Records from a collection
□ □ □

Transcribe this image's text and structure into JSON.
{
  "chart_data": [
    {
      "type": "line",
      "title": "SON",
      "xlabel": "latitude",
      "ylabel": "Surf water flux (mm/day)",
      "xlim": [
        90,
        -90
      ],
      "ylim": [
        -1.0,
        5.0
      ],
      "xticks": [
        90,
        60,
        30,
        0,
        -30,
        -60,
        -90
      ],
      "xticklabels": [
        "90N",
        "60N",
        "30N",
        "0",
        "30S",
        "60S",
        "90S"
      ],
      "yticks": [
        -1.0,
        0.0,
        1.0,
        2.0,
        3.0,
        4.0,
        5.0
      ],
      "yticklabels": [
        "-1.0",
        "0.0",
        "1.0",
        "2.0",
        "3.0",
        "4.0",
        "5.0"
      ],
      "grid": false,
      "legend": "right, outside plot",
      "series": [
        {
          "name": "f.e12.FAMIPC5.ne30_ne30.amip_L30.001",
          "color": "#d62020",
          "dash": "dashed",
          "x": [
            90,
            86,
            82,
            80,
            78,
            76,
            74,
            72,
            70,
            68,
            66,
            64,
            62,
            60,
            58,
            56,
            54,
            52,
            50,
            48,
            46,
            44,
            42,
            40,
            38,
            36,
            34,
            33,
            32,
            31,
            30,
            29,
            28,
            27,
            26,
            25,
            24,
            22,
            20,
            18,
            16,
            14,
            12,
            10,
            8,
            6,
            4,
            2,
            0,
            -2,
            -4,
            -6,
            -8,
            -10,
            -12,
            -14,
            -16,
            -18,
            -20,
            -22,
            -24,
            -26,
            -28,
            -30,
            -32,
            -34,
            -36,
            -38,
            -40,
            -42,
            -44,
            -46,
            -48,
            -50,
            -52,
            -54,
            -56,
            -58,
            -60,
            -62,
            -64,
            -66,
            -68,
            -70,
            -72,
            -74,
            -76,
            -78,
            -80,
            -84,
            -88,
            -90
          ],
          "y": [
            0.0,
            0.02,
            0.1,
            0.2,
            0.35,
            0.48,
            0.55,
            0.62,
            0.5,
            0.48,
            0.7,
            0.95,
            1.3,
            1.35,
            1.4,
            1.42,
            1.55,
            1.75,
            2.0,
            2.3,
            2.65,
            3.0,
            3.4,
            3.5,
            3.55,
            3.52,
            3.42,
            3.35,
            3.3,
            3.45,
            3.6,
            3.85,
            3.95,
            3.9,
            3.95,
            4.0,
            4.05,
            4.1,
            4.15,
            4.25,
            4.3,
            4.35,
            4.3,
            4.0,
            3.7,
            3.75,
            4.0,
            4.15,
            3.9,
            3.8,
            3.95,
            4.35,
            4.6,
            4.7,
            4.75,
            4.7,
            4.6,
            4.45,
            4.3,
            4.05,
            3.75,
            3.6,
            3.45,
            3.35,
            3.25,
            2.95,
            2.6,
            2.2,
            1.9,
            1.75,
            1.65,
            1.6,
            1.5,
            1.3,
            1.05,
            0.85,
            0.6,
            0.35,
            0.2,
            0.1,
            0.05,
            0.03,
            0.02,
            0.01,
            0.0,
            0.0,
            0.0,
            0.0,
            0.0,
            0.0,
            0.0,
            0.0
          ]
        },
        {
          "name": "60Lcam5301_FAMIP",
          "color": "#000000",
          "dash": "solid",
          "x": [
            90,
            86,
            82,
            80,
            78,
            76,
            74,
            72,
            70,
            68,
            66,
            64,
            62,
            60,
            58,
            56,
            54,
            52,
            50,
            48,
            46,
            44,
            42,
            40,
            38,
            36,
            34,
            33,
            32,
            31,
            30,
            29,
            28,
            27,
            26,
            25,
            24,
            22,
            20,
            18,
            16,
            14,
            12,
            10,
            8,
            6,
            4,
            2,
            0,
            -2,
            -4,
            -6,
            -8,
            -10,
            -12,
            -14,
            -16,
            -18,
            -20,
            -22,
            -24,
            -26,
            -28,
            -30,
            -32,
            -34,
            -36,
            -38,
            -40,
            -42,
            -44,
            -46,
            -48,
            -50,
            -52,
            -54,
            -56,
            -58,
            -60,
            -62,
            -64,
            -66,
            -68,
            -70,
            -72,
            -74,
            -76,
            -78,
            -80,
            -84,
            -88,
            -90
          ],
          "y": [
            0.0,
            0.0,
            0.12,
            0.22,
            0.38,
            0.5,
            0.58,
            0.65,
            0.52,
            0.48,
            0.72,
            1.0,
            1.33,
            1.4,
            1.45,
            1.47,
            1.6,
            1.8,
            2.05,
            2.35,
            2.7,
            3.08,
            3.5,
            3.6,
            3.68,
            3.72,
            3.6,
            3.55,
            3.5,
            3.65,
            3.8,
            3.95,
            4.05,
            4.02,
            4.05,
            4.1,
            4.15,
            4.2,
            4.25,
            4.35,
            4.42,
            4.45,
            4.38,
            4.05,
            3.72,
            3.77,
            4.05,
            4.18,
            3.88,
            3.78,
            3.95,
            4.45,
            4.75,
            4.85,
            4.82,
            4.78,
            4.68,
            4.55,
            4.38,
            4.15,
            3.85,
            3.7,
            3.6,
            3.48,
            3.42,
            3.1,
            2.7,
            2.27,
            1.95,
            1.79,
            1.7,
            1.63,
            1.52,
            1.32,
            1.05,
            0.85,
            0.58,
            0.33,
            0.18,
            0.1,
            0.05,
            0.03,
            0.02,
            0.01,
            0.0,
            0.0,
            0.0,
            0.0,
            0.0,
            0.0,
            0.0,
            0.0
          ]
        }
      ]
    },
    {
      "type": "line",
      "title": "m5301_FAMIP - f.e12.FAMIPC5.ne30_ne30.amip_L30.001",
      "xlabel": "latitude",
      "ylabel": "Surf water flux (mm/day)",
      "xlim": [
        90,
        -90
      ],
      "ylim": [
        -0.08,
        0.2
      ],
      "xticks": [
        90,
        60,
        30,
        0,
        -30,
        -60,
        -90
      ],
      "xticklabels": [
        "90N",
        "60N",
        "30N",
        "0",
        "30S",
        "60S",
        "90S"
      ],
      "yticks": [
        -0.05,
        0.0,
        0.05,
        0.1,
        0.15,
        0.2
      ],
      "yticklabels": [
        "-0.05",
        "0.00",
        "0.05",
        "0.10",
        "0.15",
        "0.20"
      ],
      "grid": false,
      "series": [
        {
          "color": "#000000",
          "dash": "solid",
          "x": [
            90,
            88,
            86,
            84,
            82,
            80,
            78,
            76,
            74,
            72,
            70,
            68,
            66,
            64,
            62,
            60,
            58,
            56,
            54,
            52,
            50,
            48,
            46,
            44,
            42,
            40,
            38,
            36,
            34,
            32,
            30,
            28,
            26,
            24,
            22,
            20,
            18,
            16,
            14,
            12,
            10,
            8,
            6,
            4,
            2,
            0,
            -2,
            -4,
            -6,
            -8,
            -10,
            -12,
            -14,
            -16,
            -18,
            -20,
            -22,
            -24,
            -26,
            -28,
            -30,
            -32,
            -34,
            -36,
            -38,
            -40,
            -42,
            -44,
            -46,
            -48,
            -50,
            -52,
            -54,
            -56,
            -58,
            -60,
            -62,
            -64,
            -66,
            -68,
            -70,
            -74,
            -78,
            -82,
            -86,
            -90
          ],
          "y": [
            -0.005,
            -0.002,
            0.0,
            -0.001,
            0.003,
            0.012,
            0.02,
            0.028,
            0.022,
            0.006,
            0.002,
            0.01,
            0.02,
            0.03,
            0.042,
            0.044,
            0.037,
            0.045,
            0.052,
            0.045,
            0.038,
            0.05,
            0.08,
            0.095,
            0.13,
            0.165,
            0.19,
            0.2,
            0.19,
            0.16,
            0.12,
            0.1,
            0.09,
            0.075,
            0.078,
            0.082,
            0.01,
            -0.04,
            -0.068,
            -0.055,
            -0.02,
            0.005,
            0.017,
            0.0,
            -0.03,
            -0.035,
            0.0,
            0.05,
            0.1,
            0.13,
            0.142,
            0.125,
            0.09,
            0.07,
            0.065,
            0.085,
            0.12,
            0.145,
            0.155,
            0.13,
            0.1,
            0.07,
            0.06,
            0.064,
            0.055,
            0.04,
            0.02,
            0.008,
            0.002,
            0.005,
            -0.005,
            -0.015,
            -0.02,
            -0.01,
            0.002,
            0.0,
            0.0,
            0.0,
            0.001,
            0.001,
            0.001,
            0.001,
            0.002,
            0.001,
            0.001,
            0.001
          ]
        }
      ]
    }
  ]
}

□ □ □

Gather each line of the listing that holds the string "title".

      "title": "SON",
      "title": "m5301_FAMIP - f.e12.FAMIPC5.ne30_ne30.amip_L30.001",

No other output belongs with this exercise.